'''

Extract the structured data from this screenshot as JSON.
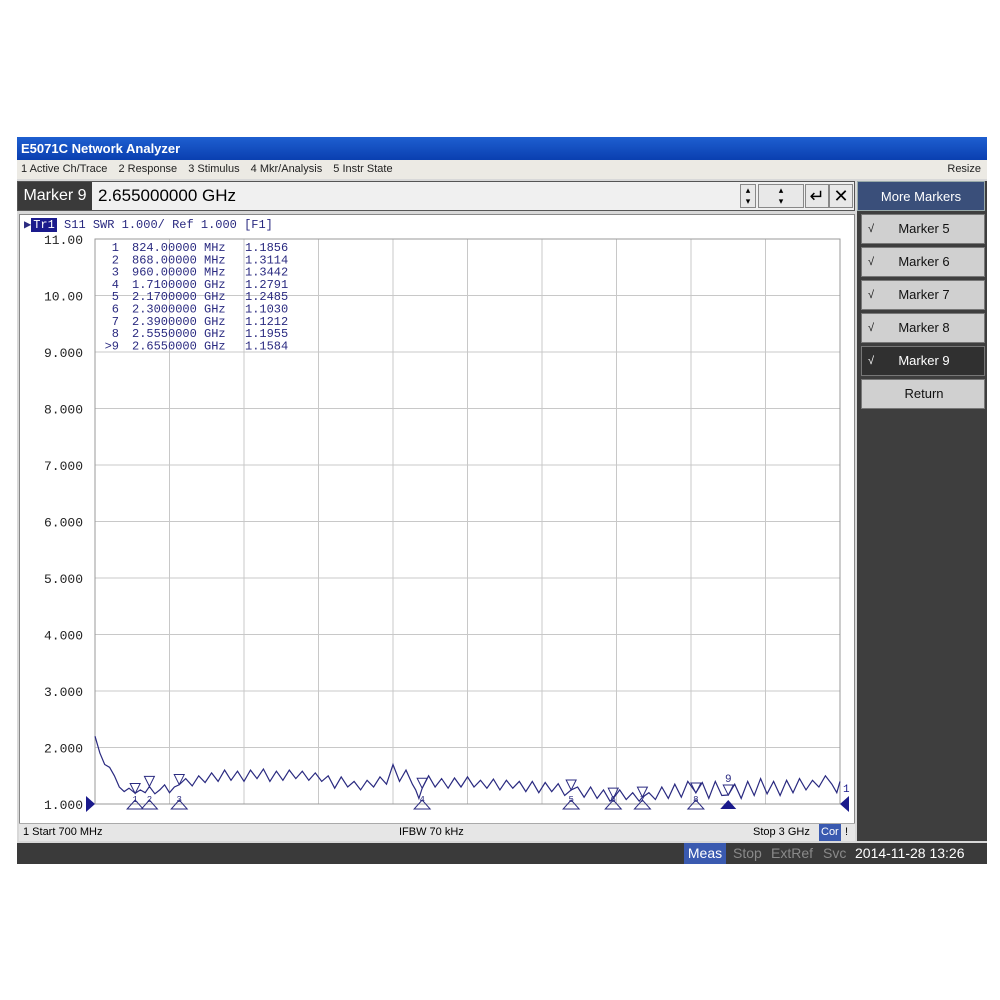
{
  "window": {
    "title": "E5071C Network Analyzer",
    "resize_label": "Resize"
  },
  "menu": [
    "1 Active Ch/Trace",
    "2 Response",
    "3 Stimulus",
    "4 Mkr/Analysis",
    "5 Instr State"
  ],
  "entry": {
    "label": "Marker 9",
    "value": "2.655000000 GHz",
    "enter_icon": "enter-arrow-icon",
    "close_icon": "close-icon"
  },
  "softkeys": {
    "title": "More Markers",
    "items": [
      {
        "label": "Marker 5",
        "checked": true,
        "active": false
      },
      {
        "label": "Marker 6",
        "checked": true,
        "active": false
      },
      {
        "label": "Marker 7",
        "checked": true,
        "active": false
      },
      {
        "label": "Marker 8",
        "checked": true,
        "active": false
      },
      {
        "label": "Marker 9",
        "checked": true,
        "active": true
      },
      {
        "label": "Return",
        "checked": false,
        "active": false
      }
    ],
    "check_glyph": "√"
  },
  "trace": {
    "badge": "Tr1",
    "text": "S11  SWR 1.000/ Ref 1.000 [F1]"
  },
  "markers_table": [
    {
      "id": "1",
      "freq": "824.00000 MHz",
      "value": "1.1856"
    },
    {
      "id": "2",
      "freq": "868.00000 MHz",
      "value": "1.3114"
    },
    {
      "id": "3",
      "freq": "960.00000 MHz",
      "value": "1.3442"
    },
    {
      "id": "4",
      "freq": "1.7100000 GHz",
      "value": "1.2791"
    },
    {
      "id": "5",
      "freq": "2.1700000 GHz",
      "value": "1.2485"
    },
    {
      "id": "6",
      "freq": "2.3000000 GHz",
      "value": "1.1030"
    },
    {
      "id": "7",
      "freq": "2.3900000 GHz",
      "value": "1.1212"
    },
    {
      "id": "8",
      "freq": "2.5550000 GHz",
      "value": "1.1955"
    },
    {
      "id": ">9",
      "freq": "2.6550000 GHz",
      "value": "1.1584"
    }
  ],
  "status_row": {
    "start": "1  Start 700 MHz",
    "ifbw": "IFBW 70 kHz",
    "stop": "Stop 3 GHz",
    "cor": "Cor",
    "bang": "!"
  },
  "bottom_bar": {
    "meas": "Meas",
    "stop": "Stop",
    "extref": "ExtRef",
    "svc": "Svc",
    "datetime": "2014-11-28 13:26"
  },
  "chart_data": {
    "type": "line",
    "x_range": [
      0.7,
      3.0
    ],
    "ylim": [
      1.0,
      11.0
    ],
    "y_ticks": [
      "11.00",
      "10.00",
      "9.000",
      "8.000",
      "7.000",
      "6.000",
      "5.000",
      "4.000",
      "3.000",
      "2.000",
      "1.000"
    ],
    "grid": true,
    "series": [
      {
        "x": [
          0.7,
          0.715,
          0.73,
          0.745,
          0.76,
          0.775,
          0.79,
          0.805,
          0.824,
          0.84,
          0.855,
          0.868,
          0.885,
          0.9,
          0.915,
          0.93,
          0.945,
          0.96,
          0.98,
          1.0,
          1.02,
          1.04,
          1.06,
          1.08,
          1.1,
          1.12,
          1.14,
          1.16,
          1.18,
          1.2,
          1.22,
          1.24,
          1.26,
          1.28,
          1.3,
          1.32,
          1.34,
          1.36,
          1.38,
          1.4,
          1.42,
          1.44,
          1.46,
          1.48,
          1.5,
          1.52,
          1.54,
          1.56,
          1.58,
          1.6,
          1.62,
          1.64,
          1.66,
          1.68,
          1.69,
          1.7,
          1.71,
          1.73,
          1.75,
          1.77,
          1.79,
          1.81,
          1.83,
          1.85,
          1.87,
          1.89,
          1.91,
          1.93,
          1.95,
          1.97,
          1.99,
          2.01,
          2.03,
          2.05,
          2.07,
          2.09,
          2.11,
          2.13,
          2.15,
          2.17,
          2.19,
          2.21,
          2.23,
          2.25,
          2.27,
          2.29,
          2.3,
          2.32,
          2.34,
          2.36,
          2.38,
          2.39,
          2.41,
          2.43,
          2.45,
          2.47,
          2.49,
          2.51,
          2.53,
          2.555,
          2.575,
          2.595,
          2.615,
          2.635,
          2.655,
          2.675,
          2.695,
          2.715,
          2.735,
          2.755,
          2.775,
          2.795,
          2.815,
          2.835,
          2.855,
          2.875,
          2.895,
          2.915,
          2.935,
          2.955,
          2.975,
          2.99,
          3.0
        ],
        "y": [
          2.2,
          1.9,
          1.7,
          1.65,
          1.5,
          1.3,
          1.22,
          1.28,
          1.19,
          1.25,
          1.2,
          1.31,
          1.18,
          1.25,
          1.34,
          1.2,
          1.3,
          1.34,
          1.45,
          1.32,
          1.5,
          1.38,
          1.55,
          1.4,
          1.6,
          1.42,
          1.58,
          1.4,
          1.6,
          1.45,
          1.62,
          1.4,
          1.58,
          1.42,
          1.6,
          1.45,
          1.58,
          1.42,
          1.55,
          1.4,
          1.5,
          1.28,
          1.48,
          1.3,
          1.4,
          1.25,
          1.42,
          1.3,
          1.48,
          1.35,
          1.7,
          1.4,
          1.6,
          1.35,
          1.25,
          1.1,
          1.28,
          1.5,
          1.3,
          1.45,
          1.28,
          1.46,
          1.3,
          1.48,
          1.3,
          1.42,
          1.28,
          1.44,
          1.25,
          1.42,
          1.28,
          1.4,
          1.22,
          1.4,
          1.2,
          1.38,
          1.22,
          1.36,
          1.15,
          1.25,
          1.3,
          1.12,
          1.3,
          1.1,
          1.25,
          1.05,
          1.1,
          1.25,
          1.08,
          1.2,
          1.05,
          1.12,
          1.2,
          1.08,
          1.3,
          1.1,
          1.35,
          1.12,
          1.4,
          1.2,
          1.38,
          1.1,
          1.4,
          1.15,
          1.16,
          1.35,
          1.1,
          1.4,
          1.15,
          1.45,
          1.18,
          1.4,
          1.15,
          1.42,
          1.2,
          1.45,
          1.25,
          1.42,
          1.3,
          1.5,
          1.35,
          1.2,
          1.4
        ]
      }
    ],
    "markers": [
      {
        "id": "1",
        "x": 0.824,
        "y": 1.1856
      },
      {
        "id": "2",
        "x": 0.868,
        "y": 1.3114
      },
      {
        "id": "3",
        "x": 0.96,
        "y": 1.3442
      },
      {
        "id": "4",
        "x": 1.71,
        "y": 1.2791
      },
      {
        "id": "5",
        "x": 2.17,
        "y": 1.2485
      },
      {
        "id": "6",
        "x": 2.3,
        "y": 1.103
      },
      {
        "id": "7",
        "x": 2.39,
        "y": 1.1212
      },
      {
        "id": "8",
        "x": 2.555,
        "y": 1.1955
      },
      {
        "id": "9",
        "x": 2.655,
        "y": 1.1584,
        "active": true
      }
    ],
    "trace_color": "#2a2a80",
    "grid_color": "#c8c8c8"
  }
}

'''

Leave the pictures out and reproduce all of the records exactly.

## Exercise solution:
Extract the structured data from this screenshot as JSON.
{
  "window": {
    "title": "E5071C Network Analyzer",
    "resize_label": "Resize"
  },
  "menu": [
    "1 Active Ch/Trace",
    "2 Response",
    "3 Stimulus",
    "4 Mkr/Analysis",
    "5 Instr State"
  ],
  "entry": {
    "label": "Marker 9",
    "value": "2.655000000 GHz",
    "enter_icon": "enter-arrow-icon",
    "close_icon": "close-icon"
  },
  "softkeys": {
    "title": "More Markers",
    "items": [
      {
        "label": "Marker 5",
        "checked": true,
        "active": false
      },
      {
        "label": "Marker 6",
        "checked": true,
        "active": false
      },
      {
        "label": "Marker 7",
        "checked": true,
        "active": false
      },
      {
        "label": "Marker 8",
        "checked": true,
        "active": false
      },
      {
        "label": "Marker 9",
        "checked": true,
        "active": true
      },
      {
        "label": "Return",
        "checked": false,
        "active": false
      }
    ],
    "check_glyph": "√"
  },
  "trace": {
    "badge": "Tr1",
    "text": "S11  SWR 1.000/ Ref 1.000 [F1]"
  },
  "markers_table": [
    {
      "id": "1",
      "freq": "824.00000 MHz",
      "value": "1.1856"
    },
    {
      "id": "2",
      "freq": "868.00000 MHz",
      "value": "1.3114"
    },
    {
      "id": "3",
      "freq": "960.00000 MHz",
      "value": "1.3442"
    },
    {
      "id": "4",
      "freq": "1.7100000 GHz",
      "value": "1.2791"
    },
    {
      "id": "5",
      "freq": "2.1700000 GHz",
      "value": "1.2485"
    },
    {
      "id": "6",
      "freq": "2.3000000 GHz",
      "value": "1.1030"
    },
    {
      "id": "7",
      "freq": "2.3900000 GHz",
      "value": "1.1212"
    },
    {
      "id": "8",
      "freq": "2.5550000 GHz",
      "value": "1.1955"
    },
    {
      "id": ">9",
      "freq": "2.6550000 GHz",
      "value": "1.1584"
    }
  ],
  "status_row": {
    "start": "1  Start 700 MHz",
    "ifbw": "IFBW 70 kHz",
    "stop": "Stop 3 GHz",
    "cor": "Cor",
    "bang": "!"
  },
  "bottom_bar": {
    "meas": "Meas",
    "stop": "Stop",
    "extref": "ExtRef",
    "svc": "Svc",
    "datetime": "2014-11-28 13:26"
  },
  "chart_data": {
    "type": "line",
    "x_range": [
      0.7,
      3.0
    ],
    "ylim": [
      1.0,
      11.0
    ],
    "y_ticks": [
      "11.00",
      "10.00",
      "9.000",
      "8.000",
      "7.000",
      "6.000",
      "5.000",
      "4.000",
      "3.000",
      "2.000",
      "1.000"
    ],
    "grid": true,
    "series": [
      {
        "x": [
          0.7,
          0.715,
          0.73,
          0.745,
          0.76,
          0.775,
          0.79,
          0.805,
          0.824,
          0.84,
          0.855,
          0.868,
          0.885,
          0.9,
          0.915,
          0.93,
          0.945,
          0.96,
          0.98,
          1.0,
          1.02,
          1.04,
          1.06,
          1.08,
          1.1,
          1.12,
          1.14,
          1.16,
          1.18,
          1.2,
          1.22,
          1.24,
          1.26,
          1.28,
          1.3,
          1.32,
          1.34,
          1.36,
          1.38,
          1.4,
          1.42,
          1.44,
          1.46,
          1.48,
          1.5,
          1.52,
          1.54,
          1.56,
          1.58,
          1.6,
          1.62,
          1.64,
          1.66,
          1.68,
          1.69,
          1.7,
          1.71,
          1.73,
          1.75,
          1.77,
          1.79,
          1.81,
          1.83,
          1.85,
          1.87,
          1.89,
          1.91,
          1.93,
          1.95,
          1.97,
          1.99,
          2.01,
          2.03,
          2.05,
          2.07,
          2.09,
          2.11,
          2.13,
          2.15,
          2.17,
          2.19,
          2.21,
          2.23,
          2.25,
          2.27,
          2.29,
          2.3,
          2.32,
          2.34,
          2.36,
          2.38,
          2.39,
          2.41,
          2.43,
          2.45,
          2.47,
          2.49,
          2.51,
          2.53,
          2.555,
          2.575,
          2.595,
          2.615,
          2.635,
          2.655,
          2.675,
          2.695,
          2.715,
          2.735,
          2.755,
          2.775,
          2.795,
          2.815,
          2.835,
          2.855,
          2.875,
          2.895,
          2.915,
          2.935,
          2.955,
          2.975,
          2.99,
          3.0
        ],
        "y": [
          2.2,
          1.9,
          1.7,
          1.65,
          1.5,
          1.3,
          1.22,
          1.28,
          1.19,
          1.25,
          1.2,
          1.31,
          1.18,
          1.25,
          1.34,
          1.2,
          1.3,
          1.34,
          1.45,
          1.32,
          1.5,
          1.38,
          1.55,
          1.4,
          1.6,
          1.42,
          1.58,
          1.4,
          1.6,
          1.45,
          1.62,
          1.4,
          1.58,
          1.42,
          1.6,
          1.45,
          1.58,
          1.42,
          1.55,
          1.4,
          1.5,
          1.28,
          1.48,
          1.3,
          1.4,
          1.25,
          1.42,
          1.3,
          1.48,
          1.35,
          1.7,
          1.4,
          1.6,
          1.35,
          1.25,
          1.1,
          1.28,
          1.5,
          1.3,
          1.45,
          1.28,
          1.46,
          1.3,
          1.48,
          1.3,
          1.42,
          1.28,
          1.44,
          1.25,
          1.42,
          1.28,
          1.4,
          1.22,
          1.4,
          1.2,
          1.38,
          1.22,
          1.36,
          1.15,
          1.25,
          1.3,
          1.12,
          1.3,
          1.1,
          1.25,
          1.05,
          1.1,
          1.25,
          1.08,
          1.2,
          1.05,
          1.12,
          1.2,
          1.08,
          1.3,
          1.1,
          1.35,
          1.12,
          1.4,
          1.2,
          1.38,
          1.1,
          1.4,
          1.15,
          1.16,
          1.35,
          1.1,
          1.4,
          1.15,
          1.45,
          1.18,
          1.4,
          1.15,
          1.42,
          1.2,
          1.45,
          1.25,
          1.42,
          1.3,
          1.5,
          1.35,
          1.2,
          1.4
        ]
      }
    ],
    "markers": [
      {
        "id": "1",
        "x": 0.824,
        "y": 1.1856
      },
      {
        "id": "2",
        "x": 0.868,
        "y": 1.3114
      },
      {
        "id": "3",
        "x": 0.96,
        "y": 1.3442
      },
      {
        "id": "4",
        "x": 1.71,
        "y": 1.2791
      },
      {
        "id": "5",
        "x": 2.17,
        "y": 1.2485
      },
      {
        "id": "6",
        "x": 2.3,
        "y": 1.103
      },
      {
        "id": "7",
        "x": 2.39,
        "y": 1.1212
      },
      {
        "id": "8",
        "x": 2.555,
        "y": 1.1955
      },
      {
        "id": "9",
        "x": 2.655,
        "y": 1.1584,
        "active": true
      }
    ],
    "trace_color": "#2a2a80",
    "grid_color": "#c8c8c8"
  }
}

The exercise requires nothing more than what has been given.